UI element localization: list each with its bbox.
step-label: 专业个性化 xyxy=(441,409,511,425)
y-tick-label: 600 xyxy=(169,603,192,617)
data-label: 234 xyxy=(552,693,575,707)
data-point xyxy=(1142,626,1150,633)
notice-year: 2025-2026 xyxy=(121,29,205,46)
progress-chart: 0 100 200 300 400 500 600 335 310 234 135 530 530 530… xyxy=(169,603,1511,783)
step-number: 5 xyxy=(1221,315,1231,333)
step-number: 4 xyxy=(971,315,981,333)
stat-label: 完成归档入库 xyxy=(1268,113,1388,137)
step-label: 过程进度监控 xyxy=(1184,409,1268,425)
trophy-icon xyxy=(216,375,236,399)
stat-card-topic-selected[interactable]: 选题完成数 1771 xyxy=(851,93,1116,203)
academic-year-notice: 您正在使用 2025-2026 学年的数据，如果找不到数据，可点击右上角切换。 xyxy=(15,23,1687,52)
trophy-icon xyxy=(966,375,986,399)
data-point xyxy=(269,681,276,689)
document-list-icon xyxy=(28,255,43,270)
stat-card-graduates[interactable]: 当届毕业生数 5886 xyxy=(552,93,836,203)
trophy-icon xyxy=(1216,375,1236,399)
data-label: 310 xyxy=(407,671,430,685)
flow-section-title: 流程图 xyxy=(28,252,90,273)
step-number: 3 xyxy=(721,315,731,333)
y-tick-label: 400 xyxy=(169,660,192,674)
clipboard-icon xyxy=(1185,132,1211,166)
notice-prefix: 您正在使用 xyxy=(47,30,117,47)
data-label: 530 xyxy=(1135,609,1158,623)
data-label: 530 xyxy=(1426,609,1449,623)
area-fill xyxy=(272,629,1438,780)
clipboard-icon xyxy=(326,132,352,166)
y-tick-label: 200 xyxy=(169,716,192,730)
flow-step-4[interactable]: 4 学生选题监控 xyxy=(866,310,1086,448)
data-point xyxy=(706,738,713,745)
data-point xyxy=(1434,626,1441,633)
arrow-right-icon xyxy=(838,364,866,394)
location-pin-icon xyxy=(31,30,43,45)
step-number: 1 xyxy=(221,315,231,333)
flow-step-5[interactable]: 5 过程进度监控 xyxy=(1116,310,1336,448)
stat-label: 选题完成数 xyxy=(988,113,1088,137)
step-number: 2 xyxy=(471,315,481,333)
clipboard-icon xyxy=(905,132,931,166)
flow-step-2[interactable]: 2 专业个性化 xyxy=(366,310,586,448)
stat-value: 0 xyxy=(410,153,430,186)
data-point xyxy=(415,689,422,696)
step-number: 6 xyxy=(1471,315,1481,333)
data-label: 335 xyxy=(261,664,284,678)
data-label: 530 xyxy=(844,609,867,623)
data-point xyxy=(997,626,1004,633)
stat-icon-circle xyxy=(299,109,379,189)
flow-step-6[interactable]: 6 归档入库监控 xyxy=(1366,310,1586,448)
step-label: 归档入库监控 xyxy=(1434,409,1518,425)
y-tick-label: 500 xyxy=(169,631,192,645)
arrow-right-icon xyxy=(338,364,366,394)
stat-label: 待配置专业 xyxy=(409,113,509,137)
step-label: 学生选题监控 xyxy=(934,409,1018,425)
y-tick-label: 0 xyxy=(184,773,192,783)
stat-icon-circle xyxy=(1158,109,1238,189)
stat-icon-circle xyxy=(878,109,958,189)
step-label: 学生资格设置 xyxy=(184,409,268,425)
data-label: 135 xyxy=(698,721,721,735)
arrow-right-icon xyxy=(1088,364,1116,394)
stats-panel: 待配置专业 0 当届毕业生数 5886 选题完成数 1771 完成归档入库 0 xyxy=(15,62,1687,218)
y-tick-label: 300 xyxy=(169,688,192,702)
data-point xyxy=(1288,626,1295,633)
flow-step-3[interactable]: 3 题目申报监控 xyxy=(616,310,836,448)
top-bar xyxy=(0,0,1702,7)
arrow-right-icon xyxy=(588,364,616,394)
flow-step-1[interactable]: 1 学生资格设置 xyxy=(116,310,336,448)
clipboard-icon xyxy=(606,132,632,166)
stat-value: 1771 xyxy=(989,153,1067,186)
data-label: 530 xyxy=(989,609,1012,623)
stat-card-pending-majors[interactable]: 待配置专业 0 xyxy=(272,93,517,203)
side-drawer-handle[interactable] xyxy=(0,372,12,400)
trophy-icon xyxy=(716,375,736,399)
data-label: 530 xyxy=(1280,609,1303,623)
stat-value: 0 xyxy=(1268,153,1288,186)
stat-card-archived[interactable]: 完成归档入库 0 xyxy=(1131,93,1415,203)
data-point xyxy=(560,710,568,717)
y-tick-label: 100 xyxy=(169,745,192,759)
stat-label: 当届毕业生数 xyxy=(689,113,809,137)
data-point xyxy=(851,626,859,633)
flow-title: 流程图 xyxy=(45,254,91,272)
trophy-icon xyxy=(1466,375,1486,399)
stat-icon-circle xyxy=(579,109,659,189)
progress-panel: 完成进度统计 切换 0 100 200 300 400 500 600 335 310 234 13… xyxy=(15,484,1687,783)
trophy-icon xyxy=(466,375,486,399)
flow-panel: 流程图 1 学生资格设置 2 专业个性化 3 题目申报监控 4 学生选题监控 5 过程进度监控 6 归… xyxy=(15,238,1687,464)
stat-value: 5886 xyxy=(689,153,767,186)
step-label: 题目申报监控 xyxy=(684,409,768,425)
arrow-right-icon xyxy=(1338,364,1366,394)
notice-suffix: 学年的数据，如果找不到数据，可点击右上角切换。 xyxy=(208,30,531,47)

════════════════

### [WORK REQUIRED]
Can you update everything from the start of the data down to the line containing "notice-year: 2025-2026 xyxy=(121,29,205,46)" by replacing "data-label" with "value-label" and keeping the rest unchanged?

### [THE OUTPUT]
UI element localization: list each with its bbox.
step-label: 专业个性化 xyxy=(441,409,511,425)
y-tick-label: 600 xyxy=(169,603,192,617)
value-label: 234 xyxy=(552,693,575,707)
data-point xyxy=(1142,626,1150,633)
notice-year: 2025-2026 xyxy=(121,29,205,46)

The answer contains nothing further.